Data records
◆ ◆ ◆

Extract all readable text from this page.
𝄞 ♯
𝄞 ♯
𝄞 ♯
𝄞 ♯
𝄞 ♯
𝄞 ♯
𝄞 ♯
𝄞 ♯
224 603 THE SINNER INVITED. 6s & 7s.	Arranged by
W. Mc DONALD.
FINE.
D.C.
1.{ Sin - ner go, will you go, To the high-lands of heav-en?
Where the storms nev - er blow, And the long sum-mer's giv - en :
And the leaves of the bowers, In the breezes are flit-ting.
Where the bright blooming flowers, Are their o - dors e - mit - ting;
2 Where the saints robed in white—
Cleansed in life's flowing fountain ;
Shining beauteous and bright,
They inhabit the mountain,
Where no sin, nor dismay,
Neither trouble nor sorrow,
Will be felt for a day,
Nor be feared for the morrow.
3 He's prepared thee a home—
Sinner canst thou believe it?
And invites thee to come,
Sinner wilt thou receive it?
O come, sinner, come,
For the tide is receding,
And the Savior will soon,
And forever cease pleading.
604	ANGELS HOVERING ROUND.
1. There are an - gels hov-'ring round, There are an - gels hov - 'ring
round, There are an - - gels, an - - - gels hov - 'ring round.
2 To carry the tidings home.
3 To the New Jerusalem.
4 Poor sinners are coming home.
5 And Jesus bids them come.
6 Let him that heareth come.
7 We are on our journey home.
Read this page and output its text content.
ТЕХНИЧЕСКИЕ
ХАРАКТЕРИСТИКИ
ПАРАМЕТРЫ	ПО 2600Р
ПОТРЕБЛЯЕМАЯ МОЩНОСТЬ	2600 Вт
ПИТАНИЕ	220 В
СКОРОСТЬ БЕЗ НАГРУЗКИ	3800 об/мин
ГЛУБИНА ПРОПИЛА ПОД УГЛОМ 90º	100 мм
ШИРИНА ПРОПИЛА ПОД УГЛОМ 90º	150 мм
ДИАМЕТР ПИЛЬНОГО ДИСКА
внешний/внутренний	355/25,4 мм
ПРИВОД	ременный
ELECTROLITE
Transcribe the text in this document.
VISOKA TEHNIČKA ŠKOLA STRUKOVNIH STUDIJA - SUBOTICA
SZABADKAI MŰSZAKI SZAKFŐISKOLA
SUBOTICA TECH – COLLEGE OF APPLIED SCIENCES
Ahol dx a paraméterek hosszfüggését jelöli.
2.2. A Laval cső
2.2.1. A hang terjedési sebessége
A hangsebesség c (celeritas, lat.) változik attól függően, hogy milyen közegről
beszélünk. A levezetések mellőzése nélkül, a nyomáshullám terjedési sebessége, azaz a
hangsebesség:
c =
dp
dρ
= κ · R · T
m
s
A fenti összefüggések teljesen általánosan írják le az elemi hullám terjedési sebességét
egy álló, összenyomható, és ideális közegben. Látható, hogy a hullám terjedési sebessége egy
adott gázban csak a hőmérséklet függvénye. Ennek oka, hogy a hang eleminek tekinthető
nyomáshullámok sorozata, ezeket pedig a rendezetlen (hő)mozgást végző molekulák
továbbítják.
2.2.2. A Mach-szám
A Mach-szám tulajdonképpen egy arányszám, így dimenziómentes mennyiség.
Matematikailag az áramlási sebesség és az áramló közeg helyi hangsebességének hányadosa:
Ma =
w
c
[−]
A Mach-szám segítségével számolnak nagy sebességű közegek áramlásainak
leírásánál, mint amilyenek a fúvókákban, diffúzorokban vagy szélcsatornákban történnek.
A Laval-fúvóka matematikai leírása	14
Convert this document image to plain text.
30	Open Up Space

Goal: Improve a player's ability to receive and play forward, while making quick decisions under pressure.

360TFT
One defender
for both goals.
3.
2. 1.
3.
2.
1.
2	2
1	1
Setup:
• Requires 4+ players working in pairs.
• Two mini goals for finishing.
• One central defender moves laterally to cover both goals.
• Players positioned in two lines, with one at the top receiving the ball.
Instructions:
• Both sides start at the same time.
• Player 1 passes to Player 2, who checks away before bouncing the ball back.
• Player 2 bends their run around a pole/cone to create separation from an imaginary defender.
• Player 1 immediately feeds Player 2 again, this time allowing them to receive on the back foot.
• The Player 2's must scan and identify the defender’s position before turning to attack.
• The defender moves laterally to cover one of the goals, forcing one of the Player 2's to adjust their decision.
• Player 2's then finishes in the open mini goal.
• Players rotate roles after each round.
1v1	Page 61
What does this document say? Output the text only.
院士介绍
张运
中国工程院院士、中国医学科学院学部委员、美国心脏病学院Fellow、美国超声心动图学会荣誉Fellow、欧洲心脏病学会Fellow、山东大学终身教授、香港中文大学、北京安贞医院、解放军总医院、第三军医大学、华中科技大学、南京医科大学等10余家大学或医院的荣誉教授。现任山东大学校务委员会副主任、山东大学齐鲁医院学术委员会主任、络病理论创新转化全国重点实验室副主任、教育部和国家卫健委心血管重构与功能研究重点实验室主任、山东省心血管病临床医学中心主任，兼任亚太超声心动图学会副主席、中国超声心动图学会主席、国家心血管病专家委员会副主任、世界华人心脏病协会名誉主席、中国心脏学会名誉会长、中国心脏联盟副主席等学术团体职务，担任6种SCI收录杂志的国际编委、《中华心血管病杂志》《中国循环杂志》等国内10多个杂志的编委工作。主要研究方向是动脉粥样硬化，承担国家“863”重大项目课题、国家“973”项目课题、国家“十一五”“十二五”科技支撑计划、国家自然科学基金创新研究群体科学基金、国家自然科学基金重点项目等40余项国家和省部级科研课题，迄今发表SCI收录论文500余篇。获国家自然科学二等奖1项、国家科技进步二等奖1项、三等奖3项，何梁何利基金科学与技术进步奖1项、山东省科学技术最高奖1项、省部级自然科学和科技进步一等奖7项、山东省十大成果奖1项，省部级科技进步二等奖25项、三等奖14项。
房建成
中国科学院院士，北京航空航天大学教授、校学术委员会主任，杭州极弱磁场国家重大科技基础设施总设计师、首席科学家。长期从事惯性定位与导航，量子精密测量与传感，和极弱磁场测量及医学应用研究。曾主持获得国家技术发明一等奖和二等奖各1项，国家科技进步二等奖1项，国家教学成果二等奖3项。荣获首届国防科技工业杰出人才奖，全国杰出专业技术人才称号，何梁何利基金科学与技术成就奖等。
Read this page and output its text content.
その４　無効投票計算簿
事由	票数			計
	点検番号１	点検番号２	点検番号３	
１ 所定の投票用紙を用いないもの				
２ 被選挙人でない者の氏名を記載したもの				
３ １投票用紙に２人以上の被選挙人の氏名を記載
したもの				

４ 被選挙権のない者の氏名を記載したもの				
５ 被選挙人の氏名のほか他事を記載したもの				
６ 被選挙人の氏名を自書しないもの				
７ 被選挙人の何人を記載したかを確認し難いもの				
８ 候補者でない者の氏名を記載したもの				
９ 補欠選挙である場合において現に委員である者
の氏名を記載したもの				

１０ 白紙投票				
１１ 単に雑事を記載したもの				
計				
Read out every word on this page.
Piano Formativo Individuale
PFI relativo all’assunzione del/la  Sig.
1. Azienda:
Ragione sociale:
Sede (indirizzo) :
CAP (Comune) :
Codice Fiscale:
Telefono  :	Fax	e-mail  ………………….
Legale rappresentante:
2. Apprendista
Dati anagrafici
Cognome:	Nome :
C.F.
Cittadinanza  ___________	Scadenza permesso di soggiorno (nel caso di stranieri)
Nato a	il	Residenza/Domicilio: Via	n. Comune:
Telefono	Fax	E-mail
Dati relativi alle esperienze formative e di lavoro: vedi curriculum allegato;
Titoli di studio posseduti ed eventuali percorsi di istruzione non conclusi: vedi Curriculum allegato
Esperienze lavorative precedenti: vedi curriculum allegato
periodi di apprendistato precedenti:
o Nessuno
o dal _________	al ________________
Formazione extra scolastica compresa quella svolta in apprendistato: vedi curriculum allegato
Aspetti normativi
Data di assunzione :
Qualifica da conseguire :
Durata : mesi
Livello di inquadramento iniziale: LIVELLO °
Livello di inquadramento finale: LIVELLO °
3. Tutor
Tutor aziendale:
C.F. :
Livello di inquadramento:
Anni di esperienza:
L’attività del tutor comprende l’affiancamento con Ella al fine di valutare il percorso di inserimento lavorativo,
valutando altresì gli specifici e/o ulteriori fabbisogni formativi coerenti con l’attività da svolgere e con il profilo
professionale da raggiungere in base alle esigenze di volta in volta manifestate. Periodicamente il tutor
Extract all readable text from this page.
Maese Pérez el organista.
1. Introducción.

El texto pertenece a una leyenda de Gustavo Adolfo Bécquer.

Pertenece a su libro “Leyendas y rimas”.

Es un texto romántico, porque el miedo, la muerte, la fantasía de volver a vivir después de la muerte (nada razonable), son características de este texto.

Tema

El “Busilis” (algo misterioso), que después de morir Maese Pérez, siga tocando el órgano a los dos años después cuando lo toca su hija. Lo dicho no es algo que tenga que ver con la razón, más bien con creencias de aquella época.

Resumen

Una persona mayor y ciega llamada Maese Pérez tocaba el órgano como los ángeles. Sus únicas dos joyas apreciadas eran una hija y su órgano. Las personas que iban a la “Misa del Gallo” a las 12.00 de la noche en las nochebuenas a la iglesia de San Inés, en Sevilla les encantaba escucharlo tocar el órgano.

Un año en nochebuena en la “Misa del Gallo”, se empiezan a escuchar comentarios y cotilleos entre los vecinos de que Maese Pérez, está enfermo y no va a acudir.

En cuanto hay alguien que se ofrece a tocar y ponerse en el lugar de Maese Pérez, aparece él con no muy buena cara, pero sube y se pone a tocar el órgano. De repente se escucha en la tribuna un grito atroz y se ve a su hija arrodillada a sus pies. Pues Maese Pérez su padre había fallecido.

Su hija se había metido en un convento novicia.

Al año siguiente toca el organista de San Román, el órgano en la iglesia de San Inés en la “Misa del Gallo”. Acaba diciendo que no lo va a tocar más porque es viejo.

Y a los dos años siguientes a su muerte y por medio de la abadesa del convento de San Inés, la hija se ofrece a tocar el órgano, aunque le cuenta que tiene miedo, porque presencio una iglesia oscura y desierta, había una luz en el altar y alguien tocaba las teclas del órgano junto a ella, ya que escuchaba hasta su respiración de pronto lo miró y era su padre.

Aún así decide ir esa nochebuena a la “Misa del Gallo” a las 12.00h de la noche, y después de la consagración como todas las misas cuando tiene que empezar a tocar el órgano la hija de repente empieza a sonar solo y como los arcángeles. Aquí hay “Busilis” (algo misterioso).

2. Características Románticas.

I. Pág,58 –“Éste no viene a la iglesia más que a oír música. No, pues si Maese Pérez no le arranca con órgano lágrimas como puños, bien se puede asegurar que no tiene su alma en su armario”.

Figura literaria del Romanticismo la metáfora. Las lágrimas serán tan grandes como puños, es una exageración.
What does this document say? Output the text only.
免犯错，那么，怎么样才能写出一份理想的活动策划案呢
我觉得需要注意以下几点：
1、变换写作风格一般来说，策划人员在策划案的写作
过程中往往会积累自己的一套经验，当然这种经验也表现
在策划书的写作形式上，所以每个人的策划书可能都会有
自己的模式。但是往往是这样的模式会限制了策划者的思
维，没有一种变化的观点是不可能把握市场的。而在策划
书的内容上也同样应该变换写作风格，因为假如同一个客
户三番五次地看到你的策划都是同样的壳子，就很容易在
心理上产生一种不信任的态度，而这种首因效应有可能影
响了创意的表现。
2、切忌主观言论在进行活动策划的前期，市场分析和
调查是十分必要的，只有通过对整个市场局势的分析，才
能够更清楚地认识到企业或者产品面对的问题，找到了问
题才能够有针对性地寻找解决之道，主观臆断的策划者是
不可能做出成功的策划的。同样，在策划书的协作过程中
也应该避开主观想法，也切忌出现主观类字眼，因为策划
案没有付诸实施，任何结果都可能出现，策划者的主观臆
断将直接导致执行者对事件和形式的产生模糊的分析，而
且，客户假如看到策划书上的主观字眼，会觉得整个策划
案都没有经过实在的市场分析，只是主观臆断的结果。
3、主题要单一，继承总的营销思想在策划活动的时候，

◆ ◆ ◆

EXERCISE DETAILS: Search the records for the word "thee", then list every line that has it.

TASK SOLUTION:
3 He's prepared thee a home—
And invites thee to come,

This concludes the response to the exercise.